Task goal >> Pull out the lines from the one containing "Decode this image" through the final line of the listing below and repeat them exactly. Leave the pictures behind.

Recorded data >>
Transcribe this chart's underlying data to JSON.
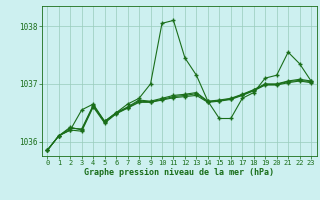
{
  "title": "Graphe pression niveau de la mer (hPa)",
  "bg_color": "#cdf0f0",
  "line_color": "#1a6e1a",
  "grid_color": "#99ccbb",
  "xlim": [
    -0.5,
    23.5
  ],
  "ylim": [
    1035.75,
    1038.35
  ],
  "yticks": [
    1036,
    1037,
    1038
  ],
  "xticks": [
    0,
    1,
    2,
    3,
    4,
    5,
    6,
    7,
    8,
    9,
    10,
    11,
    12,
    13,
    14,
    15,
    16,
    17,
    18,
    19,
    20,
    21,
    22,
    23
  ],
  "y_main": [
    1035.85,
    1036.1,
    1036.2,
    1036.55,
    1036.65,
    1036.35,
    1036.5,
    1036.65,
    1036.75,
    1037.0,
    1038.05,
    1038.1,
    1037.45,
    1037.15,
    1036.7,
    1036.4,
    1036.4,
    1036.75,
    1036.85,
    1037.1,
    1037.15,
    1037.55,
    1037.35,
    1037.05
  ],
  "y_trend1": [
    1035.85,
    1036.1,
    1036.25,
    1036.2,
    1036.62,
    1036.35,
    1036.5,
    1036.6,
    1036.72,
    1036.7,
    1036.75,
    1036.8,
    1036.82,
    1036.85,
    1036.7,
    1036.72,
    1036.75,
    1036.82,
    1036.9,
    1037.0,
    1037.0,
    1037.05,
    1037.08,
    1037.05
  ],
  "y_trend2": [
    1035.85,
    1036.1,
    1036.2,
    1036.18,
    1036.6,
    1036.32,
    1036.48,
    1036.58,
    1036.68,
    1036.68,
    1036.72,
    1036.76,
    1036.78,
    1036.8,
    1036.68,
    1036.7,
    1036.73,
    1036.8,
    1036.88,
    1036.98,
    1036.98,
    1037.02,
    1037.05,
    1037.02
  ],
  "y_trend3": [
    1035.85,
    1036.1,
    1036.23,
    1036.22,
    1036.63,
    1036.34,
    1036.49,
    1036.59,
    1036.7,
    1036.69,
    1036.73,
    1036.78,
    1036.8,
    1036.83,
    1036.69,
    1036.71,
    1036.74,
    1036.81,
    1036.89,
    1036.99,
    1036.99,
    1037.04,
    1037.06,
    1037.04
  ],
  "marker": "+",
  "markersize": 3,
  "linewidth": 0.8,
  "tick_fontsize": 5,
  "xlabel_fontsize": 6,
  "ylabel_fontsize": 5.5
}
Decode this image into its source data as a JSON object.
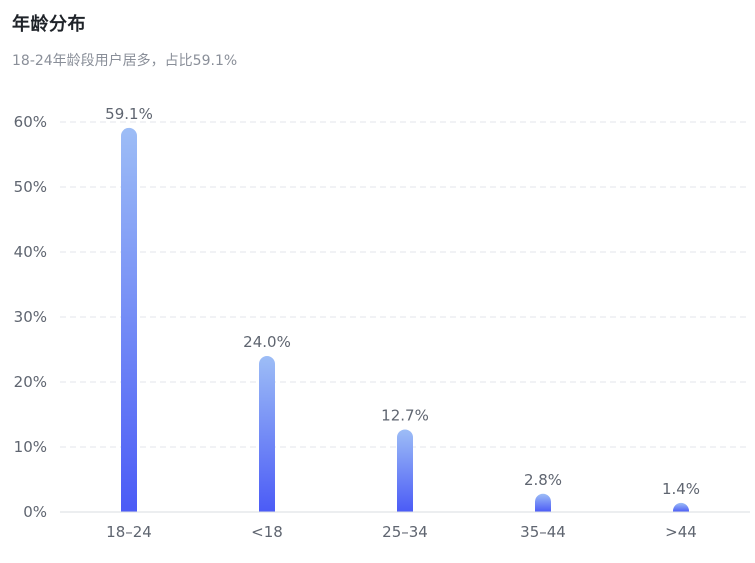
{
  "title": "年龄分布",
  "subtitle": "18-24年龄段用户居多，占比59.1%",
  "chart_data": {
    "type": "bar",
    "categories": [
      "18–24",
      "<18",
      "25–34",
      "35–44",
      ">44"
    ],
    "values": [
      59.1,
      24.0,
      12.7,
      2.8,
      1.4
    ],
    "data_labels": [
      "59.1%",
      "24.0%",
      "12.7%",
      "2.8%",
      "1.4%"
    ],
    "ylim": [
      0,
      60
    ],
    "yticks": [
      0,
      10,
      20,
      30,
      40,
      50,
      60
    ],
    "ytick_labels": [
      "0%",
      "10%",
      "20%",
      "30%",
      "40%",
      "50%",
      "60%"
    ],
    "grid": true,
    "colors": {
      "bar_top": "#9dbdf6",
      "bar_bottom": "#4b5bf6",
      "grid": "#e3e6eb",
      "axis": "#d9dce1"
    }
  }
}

Full answer >>
Decode this image into its source data as a JSON object.
{
  "title": "年龄分布",
  "subtitle": "18-24年龄段用户居多，占比59.1%",
  "chart_data": {
    "type": "bar",
    "categories": [
      "18–24",
      "<18",
      "25–34",
      "35–44",
      ">44"
    ],
    "values": [
      59.1,
      24.0,
      12.7,
      2.8,
      1.4
    ],
    "data_labels": [
      "59.1%",
      "24.0%",
      "12.7%",
      "2.8%",
      "1.4%"
    ],
    "ylim": [
      0,
      60
    ],
    "yticks": [
      0,
      10,
      20,
      30,
      40,
      50,
      60
    ],
    "ytick_labels": [
      "0%",
      "10%",
      "20%",
      "30%",
      "40%",
      "50%",
      "60%"
    ],
    "grid": true,
    "colors": {
      "bar_top": "#9dbdf6",
      "bar_bottom": "#4b5bf6",
      "grid": "#e3e6eb",
      "axis": "#d9dce1"
    }
  }
}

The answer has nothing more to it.